§ **Provided data**
####################

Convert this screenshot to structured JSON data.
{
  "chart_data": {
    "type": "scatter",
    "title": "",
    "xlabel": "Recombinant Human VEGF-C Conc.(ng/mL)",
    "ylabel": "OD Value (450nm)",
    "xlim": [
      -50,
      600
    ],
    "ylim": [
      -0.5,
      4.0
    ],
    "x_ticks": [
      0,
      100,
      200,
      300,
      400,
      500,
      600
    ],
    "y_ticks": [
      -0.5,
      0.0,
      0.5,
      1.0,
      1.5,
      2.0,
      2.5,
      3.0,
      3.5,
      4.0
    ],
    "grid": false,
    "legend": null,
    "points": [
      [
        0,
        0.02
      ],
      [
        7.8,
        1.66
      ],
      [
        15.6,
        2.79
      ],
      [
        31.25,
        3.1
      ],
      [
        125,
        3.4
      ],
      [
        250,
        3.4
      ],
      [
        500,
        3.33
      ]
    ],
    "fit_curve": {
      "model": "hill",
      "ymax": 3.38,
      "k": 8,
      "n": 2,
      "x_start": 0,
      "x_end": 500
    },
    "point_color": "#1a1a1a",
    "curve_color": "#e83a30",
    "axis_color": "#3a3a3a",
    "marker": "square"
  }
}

####################

§ **Task brief**
Repeat all of the entries exactly.

§ **Exercise answer**
Convert this screenshot to structured JSON data.
{
  "chart_data": {
    "type": "scatter",
    "title": "",
    "xlabel": "Recombinant Human VEGF-C Conc.(ng/mL)",
    "ylabel": "OD Value (450nm)",
    "xlim": [
      -50,
      600
    ],
    "ylim": [
      -0.5,
      4.0
    ],
    "x_ticks": [
      0,
      100,
      200,
      300,
      400,
      500,
      600
    ],
    "y_ticks": [
      -0.5,
      0.0,
      0.5,
      1.0,
      1.5,
      2.0,
      2.5,
      3.0,
      3.5,
      4.0
    ],
    "grid": false,
    "legend": null,
    "points": [
      [
        0,
        0.02
      ],
      [
        7.8,
        1.66
      ],
      [
        15.6,
        2.79
      ],
      [
        31.25,
        3.1
      ],
      [
        125,
        3.4
      ],
      [
        250,
        3.4
      ],
      [
        500,
        3.33
      ]
    ],
    "fit_curve": {
      "model": "hill",
      "ymax": 3.38,
      "k": 8,
      "n": 2,
      "x_start": 0,
      "x_end": 500
    },
    "point_color": "#1a1a1a",
    "curve_color": "#e83a30",
    "axis_color": "#3a3a3a",
    "marker": "square"
  }
}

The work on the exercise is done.